**Data excerpts:**
** begin **

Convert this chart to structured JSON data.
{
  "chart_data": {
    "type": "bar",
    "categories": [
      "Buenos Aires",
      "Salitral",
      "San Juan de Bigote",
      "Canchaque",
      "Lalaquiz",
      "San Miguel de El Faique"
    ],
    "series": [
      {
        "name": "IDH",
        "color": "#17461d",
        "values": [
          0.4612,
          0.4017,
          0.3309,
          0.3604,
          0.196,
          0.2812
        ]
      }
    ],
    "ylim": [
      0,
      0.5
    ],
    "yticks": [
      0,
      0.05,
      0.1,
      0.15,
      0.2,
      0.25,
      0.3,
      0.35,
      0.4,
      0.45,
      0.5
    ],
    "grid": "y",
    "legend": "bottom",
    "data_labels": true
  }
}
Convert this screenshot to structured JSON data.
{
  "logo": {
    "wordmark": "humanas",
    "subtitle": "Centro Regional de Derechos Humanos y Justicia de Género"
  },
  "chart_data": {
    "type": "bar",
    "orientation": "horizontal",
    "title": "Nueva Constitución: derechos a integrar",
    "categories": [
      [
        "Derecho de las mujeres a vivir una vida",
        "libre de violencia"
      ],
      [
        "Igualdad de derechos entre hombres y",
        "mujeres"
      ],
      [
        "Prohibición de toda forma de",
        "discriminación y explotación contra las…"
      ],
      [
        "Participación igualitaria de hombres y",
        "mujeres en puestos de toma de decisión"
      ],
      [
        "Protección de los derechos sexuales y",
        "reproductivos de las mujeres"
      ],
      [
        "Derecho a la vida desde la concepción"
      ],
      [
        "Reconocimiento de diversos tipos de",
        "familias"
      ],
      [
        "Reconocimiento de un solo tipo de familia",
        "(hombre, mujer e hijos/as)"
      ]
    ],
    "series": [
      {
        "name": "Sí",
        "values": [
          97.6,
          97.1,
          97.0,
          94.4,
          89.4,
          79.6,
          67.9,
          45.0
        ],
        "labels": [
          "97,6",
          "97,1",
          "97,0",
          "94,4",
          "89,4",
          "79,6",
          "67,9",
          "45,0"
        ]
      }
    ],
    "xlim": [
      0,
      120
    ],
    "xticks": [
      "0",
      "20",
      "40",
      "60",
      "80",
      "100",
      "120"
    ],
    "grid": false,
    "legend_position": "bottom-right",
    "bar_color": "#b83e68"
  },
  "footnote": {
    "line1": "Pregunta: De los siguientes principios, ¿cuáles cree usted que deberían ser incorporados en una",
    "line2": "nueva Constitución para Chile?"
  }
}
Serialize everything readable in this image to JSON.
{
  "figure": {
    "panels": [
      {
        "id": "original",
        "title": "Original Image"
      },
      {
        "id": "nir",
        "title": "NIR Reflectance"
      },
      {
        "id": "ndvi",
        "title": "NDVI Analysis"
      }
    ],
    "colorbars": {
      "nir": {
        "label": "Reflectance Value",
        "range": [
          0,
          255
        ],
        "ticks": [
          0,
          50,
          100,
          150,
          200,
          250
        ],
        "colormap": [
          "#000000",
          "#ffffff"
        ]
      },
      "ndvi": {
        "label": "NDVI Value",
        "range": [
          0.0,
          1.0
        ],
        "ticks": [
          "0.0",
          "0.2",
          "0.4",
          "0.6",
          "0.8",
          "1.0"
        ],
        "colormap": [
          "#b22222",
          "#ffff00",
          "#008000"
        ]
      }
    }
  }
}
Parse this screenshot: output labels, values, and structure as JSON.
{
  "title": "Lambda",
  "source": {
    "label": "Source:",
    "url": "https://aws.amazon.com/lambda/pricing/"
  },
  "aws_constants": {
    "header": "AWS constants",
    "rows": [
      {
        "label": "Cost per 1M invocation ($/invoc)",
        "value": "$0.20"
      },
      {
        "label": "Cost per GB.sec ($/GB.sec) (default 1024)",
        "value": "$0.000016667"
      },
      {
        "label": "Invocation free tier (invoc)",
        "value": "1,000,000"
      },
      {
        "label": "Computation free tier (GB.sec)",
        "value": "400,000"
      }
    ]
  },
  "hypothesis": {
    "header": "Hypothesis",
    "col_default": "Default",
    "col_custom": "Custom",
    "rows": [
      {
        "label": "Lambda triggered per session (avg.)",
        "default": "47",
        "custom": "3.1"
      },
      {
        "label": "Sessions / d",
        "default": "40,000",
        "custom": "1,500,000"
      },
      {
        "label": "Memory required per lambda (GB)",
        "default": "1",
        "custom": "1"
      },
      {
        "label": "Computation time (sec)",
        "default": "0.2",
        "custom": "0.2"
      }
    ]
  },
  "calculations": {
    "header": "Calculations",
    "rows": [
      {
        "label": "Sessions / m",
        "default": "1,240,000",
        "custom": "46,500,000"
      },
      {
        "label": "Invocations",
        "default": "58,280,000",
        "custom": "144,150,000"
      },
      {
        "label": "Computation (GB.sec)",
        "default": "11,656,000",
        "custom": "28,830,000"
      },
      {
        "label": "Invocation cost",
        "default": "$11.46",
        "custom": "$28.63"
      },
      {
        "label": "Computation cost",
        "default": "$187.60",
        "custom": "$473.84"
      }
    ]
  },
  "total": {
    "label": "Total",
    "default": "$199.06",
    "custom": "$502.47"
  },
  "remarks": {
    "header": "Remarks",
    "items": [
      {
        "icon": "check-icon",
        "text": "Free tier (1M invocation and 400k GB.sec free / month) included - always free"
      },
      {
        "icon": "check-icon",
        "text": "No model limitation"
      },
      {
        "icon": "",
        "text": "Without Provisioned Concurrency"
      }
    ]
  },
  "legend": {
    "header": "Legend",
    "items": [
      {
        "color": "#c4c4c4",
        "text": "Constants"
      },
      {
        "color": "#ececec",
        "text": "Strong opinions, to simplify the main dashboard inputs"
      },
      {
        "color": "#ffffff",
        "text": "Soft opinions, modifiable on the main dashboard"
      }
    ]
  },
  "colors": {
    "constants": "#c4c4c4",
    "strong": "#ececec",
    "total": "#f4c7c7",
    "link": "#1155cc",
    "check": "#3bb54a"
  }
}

** end **

Generate an exact reproduction of all entries.

Convert this chart to structured JSON data.
{
  "chart_data": {
    "type": "bar",
    "categories": [
      "Buenos Aires",
      "Salitral",
      "San Juan de Bigote",
      "Canchaque",
      "Lalaquiz",
      "San Miguel de El Faique"
    ],
    "series": [
      {
        "name": "IDH",
        "color": "#17461d",
        "values": [
          0.4612,
          0.4017,
          0.3309,
          0.3604,
          0.196,
          0.2812
        ]
      }
    ],
    "ylim": [
      0,
      0.5
    ],
    "yticks": [
      0,
      0.05,
      0.1,
      0.15,
      0.2,
      0.25,
      0.3,
      0.35,
      0.4,
      0.45,
      0.5
    ],
    "grid": "y",
    "legend": "bottom",
    "data_labels": true
  }
}
Convert this screenshot to structured JSON data.
{
  "logo": {
    "wordmark": "humanas",
    "subtitle": "Centro Regional de Derechos Humanos y Justicia de Género"
  },
  "chart_data": {
    "type": "bar",
    "orientation": "horizontal",
    "title": "Nueva Constitución: derechos a integrar",
    "categories": [
      [
        "Derecho de las mujeres a vivir una vida",
        "libre de violencia"
      ],
      [
        "Igualdad de derechos entre hombres y",
        "mujeres"
      ],
      [
        "Prohibición de toda forma de",
        "discriminación y explotación contra las…"
      ],
      [
        "Participación igualitaria de hombres y",
        "mujeres en puestos de toma de decisión"
      ],
      [
        "Protección de los derechos sexuales y",
        "reproductivos de las mujeres"
      ],
      [
        "Derecho a la vida desde la concepción"
      ],
      [
        "Reconocimiento de diversos tipos de",
        "familias"
      ],
      [
        "Reconocimiento de un solo tipo de familia",
        "(hombre, mujer e hijos/as)"
      ]
    ],
    "series": [
      {
        "name": "Sí",
        "values": [
          97.6,
          97.1,
          97.0,
          94.4,
          89.4,
          79.6,
          67.9,
          45.0
        ],
        "labels": [
          "97,6",
          "97,1",
          "97,0",
          "94,4",
          "89,4",
          "79,6",
          "67,9",
          "45,0"
        ]
      }
    ],
    "xlim": [
      0,
      120
    ],
    "xticks": [
      "0",
      "20",
      "40",
      "60",
      "80",
      "100",
      "120"
    ],
    "grid": false,
    "legend_position": "bottom-right",
    "bar_color": "#b83e68"
  },
  "footnote": {
    "line1": "Pregunta: De los siguientes principios, ¿cuáles cree usted que deberían ser incorporados en una",
    "line2": "nueva Constitución para Chile?"
  }
}
Serialize everything readable in this image to JSON.
{
  "figure": {
    "panels": [
      {
        "id": "original",
        "title": "Original Image"
      },
      {
        "id": "nir",
        "title": "NIR Reflectance"
      },
      {
        "id": "ndvi",
        "title": "NDVI Analysis"
      }
    ],
    "colorbars": {
      "nir": {
        "label": "Reflectance Value",
        "range": [
          0,
          255
        ],
        "ticks": [
          0,
          50,
          100,
          150,
          200,
          250
        ],
        "colormap": [
          "#000000",
          "#ffffff"
        ]
      },
      "ndvi": {
        "label": "NDVI Value",
        "range": [
          0.0,
          1.0
        ],
        "ticks": [
          "0.0",
          "0.2",
          "0.4",
          "0.6",
          "0.8",
          "1.0"
        ],
        "colormap": [
          "#b22222",
          "#ffff00",
          "#008000"
        ]
      }
    }
  }
}
Parse this screenshot: output labels, values, and structure as JSON.
{
  "title": "Lambda",
  "source": {
    "label": "Source:",
    "url": "https://aws.amazon.com/lambda/pricing/"
  },
  "aws_constants": {
    "header": "AWS constants",
    "rows": [
      {
        "label": "Cost per 1M invocation ($/invoc)",
        "value": "$0.20"
      },
      {
        "label": "Cost per GB.sec ($/GB.sec) (default 1024)",
        "value": "$0.000016667"
      },
      {
        "label": "Invocation free tier (invoc)",
        "value": "1,000,000"
      },
      {
        "label": "Computation free tier (GB.sec)",
        "value": "400,000"
      }
    ]
  },
  "hypothesis": {
    "header": "Hypothesis",
    "col_default": "Default",
    "col_custom": "Custom",
    "rows": [
      {
        "label": "Lambda triggered per session (avg.)",
        "default": "47",
        "custom": "3.1"
      },
      {
        "label": "Sessions / d",
        "default": "40,000",
        "custom": "1,500,000"
      },
      {
        "label": "Memory required per lambda (GB)",
        "default": "1",
        "custom": "1"
      },
      {
        "label": "Computation time (sec)",
        "default": "0.2",
        "custom": "0.2"
      }
    ]
  },
  "calculations": {
    "header": "Calculations",
    "rows": [
      {
        "label": "Sessions / m",
        "default": "1,240,000",
        "custom": "46,500,000"
      },
      {
        "label": "Invocations",
        "default": "58,280,000",
        "custom": "144,150,000"
      },
      {
        "label": "Computation (GB.sec)",
        "default": "11,656,000",
        "custom": "28,830,000"
      },
      {
        "label": "Invocation cost",
        "default": "$11.46",
        "custom": "$28.63"
      },
      {
        "label": "Computation cost",
        "default": "$187.60",
        "custom": "$473.84"
      }
    ]
  },
  "total": {
    "label": "Total",
    "default": "$199.06",
    "custom": "$502.47"
  },
  "remarks": {
    "header": "Remarks",
    "items": [
      {
        "icon": "check-icon",
        "text": "Free tier (1M invocation and 400k GB.sec free / month) included - always free"
      },
      {
        "icon": "check-icon",
        "text": "No model limitation"
      },
      {
        "icon": "",
        "text": "Without Provisioned Concurrency"
      }
    ]
  },
  "legend": {
    "header": "Legend",
    "items": [
      {
        "color": "#c4c4c4",
        "text": "Constants"
      },
      {
        "color": "#ececec",
        "text": "Strong opinions, to simplify the main dashboard inputs"
      },
      {
        "color": "#ffffff",
        "text": "Soft opinions, modifiable on the main dashboard"
      }
    ]
  },
  "colors": {
    "constants": "#c4c4c4",
    "strong": "#ececec",
    "total": "#f4c7c7",
    "link": "#1155cc",
    "check": "#3bb54a"
  }
}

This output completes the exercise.